§ Exercise goal
Take down each entry exactly as written.

§ Material to process
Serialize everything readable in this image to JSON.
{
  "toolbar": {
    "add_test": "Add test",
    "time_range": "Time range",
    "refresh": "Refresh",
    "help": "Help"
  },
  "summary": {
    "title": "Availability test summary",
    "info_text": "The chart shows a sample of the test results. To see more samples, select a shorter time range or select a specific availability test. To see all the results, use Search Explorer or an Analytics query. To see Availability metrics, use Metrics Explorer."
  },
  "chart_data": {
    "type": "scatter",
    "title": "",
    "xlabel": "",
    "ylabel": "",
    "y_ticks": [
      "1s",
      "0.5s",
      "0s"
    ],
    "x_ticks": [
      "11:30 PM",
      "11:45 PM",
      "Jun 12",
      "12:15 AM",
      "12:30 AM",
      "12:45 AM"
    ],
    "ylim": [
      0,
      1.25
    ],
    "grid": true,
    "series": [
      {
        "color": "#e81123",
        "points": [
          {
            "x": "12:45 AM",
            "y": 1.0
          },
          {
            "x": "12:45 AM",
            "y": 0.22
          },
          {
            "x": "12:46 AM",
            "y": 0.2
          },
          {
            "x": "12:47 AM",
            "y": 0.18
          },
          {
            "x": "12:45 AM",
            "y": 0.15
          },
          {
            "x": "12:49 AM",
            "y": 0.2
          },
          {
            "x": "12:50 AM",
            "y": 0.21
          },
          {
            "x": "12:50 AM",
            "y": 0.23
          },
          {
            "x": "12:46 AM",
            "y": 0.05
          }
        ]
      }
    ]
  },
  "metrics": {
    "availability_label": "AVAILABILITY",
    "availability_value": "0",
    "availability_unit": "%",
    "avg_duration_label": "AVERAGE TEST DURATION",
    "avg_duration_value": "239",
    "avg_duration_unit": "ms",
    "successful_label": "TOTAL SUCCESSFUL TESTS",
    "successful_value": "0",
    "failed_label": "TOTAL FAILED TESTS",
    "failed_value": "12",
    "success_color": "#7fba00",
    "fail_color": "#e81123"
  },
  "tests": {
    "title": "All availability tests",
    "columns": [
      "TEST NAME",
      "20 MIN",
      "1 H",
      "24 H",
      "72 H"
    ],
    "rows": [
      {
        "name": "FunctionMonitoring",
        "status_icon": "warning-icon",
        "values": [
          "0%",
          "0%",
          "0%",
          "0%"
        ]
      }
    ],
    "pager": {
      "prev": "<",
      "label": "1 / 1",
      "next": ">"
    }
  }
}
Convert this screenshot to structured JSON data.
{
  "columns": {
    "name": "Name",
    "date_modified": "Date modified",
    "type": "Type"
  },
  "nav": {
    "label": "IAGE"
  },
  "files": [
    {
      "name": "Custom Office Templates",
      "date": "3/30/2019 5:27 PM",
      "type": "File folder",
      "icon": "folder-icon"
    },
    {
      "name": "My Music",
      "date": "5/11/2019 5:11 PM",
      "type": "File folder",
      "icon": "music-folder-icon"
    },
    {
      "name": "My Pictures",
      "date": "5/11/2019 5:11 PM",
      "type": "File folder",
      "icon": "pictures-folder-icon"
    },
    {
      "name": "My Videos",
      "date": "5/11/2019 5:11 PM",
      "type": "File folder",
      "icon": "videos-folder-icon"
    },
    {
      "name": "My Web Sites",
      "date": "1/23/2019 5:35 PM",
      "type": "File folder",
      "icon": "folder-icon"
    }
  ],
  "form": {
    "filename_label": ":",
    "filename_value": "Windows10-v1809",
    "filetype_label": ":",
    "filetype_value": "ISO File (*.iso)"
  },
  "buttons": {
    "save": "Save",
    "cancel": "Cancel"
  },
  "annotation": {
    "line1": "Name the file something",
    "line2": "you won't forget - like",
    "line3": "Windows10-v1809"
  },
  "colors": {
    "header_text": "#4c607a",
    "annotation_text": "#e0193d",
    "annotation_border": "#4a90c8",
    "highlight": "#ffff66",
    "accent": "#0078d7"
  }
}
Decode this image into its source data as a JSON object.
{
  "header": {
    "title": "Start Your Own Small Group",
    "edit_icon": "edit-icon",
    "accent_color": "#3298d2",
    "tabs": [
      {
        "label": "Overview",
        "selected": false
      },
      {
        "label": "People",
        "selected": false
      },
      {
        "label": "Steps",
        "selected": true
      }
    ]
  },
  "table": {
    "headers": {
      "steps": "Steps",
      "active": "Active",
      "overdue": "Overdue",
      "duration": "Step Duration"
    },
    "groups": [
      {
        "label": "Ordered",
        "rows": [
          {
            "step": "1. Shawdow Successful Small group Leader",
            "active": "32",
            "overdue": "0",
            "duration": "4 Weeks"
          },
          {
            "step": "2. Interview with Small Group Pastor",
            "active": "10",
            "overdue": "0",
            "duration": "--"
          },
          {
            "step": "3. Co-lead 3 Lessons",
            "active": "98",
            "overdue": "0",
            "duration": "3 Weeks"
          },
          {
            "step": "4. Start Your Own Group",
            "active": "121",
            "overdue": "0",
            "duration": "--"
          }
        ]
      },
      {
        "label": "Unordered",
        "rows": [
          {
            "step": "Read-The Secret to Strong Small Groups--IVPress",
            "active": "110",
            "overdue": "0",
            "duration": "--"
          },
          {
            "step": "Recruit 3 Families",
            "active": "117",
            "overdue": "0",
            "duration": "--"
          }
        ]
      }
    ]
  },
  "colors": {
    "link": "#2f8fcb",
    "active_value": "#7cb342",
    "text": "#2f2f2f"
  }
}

§ The reply
Serialize everything readable in this image to JSON.
{
  "toolbar": {
    "add_test": "Add test",
    "time_range": "Time range",
    "refresh": "Refresh",
    "help": "Help"
  },
  "summary": {
    "title": "Availability test summary",
    "info_text": "The chart shows a sample of the test results. To see more samples, select a shorter time range or select a specific availability test. To see all the results, use Search Explorer or an Analytics query. To see Availability metrics, use Metrics Explorer."
  },
  "chart_data": {
    "type": "scatter",
    "title": "",
    "xlabel": "",
    "ylabel": "",
    "y_ticks": [
      "1s",
      "0.5s",
      "0s"
    ],
    "x_ticks": [
      "11:30 PM",
      "11:45 PM",
      "Jun 12",
      "12:15 AM",
      "12:30 AM",
      "12:45 AM"
    ],
    "ylim": [
      0,
      1.25
    ],
    "grid": true,
    "series": [
      {
        "color": "#e81123",
        "points": [
          {
            "x": "12:45 AM",
            "y": 1.0
          },
          {
            "x": "12:45 AM",
            "y": 0.22
          },
          {
            "x": "12:46 AM",
            "y": 0.2
          },
          {
            "x": "12:47 AM",
            "y": 0.18
          },
          {
            "x": "12:45 AM",
            "y": 0.15
          },
          {
            "x": "12:49 AM",
            "y": 0.2
          },
          {
            "x": "12:50 AM",
            "y": 0.21
          },
          {
            "x": "12:50 AM",
            "y": 0.23
          },
          {
            "x": "12:46 AM",
            "y": 0.05
          }
        ]
      }
    ]
  },
  "metrics": {
    "availability_label": "AVAILABILITY",
    "availability_value": "0",
    "availability_unit": "%",
    "avg_duration_label": "AVERAGE TEST DURATION",
    "avg_duration_value": "239",
    "avg_duration_unit": "ms",
    "successful_label": "TOTAL SUCCESSFUL TESTS",
    "successful_value": "0",
    "failed_label": "TOTAL FAILED TESTS",
    "failed_value": "12",
    "success_color": "#7fba00",
    "fail_color": "#e81123"
  },
  "tests": {
    "title": "All availability tests",
    "columns": [
      "TEST NAME",
      "20 MIN",
      "1 H",
      "24 H",
      "72 H"
    ],
    "rows": [
      {
        "name": "FunctionMonitoring",
        "status_icon": "warning-icon",
        "values": [
          "0%",
          "0%",
          "0%",
          "0%"
        ]
      }
    ],
    "pager": {
      "prev": "<",
      "label": "1 / 1",
      "next": ">"
    }
  }
}
Convert this screenshot to structured JSON data.
{
  "columns": {
    "name": "Name",
    "date_modified": "Date modified",
    "type": "Type"
  },
  "nav": {
    "label": "IAGE"
  },
  "files": [
    {
      "name": "Custom Office Templates",
      "date": "3/30/2019 5:27 PM",
      "type": "File folder",
      "icon": "folder-icon"
    },
    {
      "name": "My Music",
      "date": "5/11/2019 5:11 PM",
      "type": "File folder",
      "icon": "music-folder-icon"
    },
    {
      "name": "My Pictures",
      "date": "5/11/2019 5:11 PM",
      "type": "File folder",
      "icon": "pictures-folder-icon"
    },
    {
      "name": "My Videos",
      "date": "5/11/2019 5:11 PM",
      "type": "File folder",
      "icon": "videos-folder-icon"
    },
    {
      "name": "My Web Sites",
      "date": "1/23/2019 5:35 PM",
      "type": "File folder",
      "icon": "folder-icon"
    }
  ],
  "form": {
    "filename_label": ":",
    "filename_value": "Windows10-v1809",
    "filetype_label": ":",
    "filetype_value": "ISO File (*.iso)"
  },
  "buttons": {
    "save": "Save",
    "cancel": "Cancel"
  },
  "annotation": {
    "line1": "Name the file something",
    "line2": "you won't forget - like",
    "line3": "Windows10-v1809"
  },
  "colors": {
    "header_text": "#4c607a",
    "annotation_text": "#e0193d",
    "annotation_border": "#4a90c8",
    "highlight": "#ffff66",
    "accent": "#0078d7"
  }
}
Decode this image into its source data as a JSON object.
{
  "header": {
    "title": "Start Your Own Small Group",
    "edit_icon": "edit-icon",
    "accent_color": "#3298d2",
    "tabs": [
      {
        "label": "Overview",
        "selected": false
      },
      {
        "label": "People",
        "selected": false
      },
      {
        "label": "Steps",
        "selected": true
      }
    ]
  },
  "table": {
    "headers": {
      "steps": "Steps",
      "active": "Active",
      "overdue": "Overdue",
      "duration": "Step Duration"
    },
    "groups": [
      {
        "label": "Ordered",
        "rows": [
          {
            "step": "1. Shawdow Successful Small group Leader",
            "active": "32",
            "overdue": "0",
            "duration": "4 Weeks"
          },
          {
            "step": "2. Interview with Small Group Pastor",
            "active": "10",
            "overdue": "0",
            "duration": "--"
          },
          {
            "step": "3. Co-lead 3 Lessons",
            "active": "98",
            "overdue": "0",
            "duration": "3 Weeks"
          },
          {
            "step": "4. Start Your Own Group",
            "active": "121",
            "overdue": "0",
            "duration": "--"
          }
        ]
      },
      {
        "label": "Unordered",
        "rows": [
          {
            "step": "Read-The Secret to Strong Small Groups--IVPress",
            "active": "110",
            "overdue": "0",
            "duration": "--"
          },
          {
            "step": "Recruit 3 Families",
            "active": "117",
            "overdue": "0",
            "duration": "--"
          }
        ]
      }
    ]
  },
  "colors": {
    "link": "#2f8fcb",
    "active_value": "#7cb342",
    "text": "#2f2f2f"
  }
}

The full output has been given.